• Written problem
The records that follow must be reproduced in full, exactly as written.

• Records provided

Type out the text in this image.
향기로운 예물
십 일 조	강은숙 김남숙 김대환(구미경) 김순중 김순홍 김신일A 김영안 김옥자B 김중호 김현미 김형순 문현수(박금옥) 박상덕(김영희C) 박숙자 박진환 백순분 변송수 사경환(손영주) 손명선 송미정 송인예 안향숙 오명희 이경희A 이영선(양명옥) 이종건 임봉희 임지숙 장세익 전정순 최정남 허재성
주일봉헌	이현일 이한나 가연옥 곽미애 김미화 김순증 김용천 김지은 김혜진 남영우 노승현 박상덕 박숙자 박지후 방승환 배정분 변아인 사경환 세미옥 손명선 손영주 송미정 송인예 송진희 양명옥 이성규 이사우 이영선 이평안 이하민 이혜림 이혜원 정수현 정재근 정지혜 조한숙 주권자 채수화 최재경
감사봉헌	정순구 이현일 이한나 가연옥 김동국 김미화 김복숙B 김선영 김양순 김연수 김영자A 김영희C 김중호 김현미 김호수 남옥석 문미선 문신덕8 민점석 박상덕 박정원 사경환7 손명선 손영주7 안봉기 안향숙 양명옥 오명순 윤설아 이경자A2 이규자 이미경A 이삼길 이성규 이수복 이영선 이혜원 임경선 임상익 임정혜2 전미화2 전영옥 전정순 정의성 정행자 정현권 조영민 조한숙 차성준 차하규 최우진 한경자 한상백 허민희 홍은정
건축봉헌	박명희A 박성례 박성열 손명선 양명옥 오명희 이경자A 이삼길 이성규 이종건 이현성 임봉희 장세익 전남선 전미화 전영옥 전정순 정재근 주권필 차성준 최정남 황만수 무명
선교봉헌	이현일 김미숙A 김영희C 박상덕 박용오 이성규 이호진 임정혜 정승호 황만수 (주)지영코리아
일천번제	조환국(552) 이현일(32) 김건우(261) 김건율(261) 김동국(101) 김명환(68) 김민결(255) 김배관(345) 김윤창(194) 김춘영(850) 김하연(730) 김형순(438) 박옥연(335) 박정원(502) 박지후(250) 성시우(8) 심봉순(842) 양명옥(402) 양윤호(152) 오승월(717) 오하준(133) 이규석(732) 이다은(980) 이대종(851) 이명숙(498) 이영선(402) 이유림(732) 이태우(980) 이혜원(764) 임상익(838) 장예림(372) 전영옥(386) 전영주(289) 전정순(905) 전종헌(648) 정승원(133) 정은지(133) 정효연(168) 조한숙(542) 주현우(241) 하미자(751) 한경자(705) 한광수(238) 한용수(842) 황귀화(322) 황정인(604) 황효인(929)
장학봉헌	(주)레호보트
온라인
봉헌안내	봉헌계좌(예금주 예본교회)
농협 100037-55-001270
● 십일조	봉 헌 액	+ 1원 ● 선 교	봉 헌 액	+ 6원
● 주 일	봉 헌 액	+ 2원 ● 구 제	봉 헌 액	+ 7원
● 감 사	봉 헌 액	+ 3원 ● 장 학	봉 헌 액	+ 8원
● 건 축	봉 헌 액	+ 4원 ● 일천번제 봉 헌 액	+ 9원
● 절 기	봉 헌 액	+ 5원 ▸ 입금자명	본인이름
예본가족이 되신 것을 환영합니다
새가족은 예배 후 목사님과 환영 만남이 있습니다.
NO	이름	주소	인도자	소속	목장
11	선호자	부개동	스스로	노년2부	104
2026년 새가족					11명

• Task answer
Type out the text in this image.
향기로운 예물
십 일 조	강은숙 김남숙 김대환(구미경) 김순중 김순홍 김신일A 김영안 김옥자B 김중호 김현미 김형순 문현수(박금옥) 박상덕(김영희C) 박숙자 박진환 백순분 변송수 사경환(손영주) 손명선 송미정 송인예 안향숙 오명희 이경희A 이영선(양명옥) 이종건 임봉희 임지숙 장세익 전정순 최정남 허재성
주일봉헌	이현일 이한나 가연옥 곽미애 김미화 김순증 김용천 김지은 김혜진 남영우 노승현 박상덕 박숙자 박지후 방승환 배정분 변아인 사경환 세미옥 손명선 손영주 송미정 송인예 송진희 양명옥 이성규 이사우 이영선 이평안 이하민 이혜림 이혜원 정수현 정재근 정지혜 조한숙 주권자 채수화 최재경
감사봉헌	정순구 이현일 이한나 가연옥 김동국 김미화 김복숙B 김선영 김양순 김연수 김영자A 김영희C 김중호 김현미 김호수 남옥석 문미선 문신덕8 민점석 박상덕 박정원 사경환7 손명선 손영주7 안봉기 안향숙 양명옥 오명순 윤설아 이경자A2 이규자 이미경A 이삼길 이성규 이수복 이영선 이혜원 임경선 임상익 임정혜2 전미화2 전영옥 전정순 정의성 정행자 정현권 조영민 조한숙 차성준 차하규 최우진 한경자 한상백 허민희 홍은정
건축봉헌	박명희A 박성례 박성열 손명선 양명옥 오명희 이경자A 이삼길 이성규 이종건 이현성 임봉희 장세익 전남선 전미화 전영옥 전정순 정재근 주권필 차성준 최정남 황만수 무명
선교봉헌	이현일 김미숙A 김영희C 박상덕 박용오 이성규 이호진 임정혜 정승호 황만수 (주)지영코리아
일천번제	조환국(552) 이현일(32) 김건우(261) 김건율(261) 김동국(101) 김명환(68) 김민결(255) 김배관(345) 김윤창(194) 김춘영(850) 김하연(730) 김형순(438) 박옥연(335) 박정원(502) 박지후(250) 성시우(8) 심봉순(842) 양명옥(402) 양윤호(152) 오승월(717) 오하준(133) 이규석(732) 이다은(980) 이대종(851) 이명숙(498) 이영선(402) 이유림(732) 이태우(980) 이혜원(764) 임상익(838) 장예림(372) 전영옥(386) 전영주(289) 전정순(905) 전종헌(648) 정승원(133) 정은지(133) 정효연(168) 조한숙(542) 주현우(241) 하미자(751) 한경자(705) 한광수(238) 한용수(842) 황귀화(322) 황정인(604) 황효인(929)
장학봉헌	(주)레호보트
온라인
봉헌안내	봉헌계좌(예금주 예본교회)
농협 100037-55-001270
● 십일조	봉 헌 액	+ 1원 ● 선 교	봉 헌 액	+ 6원
● 주 일	봉 헌 액	+ 2원 ● 구 제	봉 헌 액	+ 7원
● 감 사	봉 헌 액	+ 3원 ● 장 학	봉 헌 액	+ 8원
● 건 축	봉 헌 액	+ 4원 ● 일천번제 봉 헌 액	+ 9원
● 절 기	봉 헌 액	+ 5원 ▸ 입금자명	본인이름
예본가족이 되신 것을 환영합니다
새가족은 예배 후 목사님과 환영 만남이 있습니다.
NO	이름	주소	인도자	소속	목장
11	선호자	부개동	스스로	노년2부	104
2026년 새가족					11명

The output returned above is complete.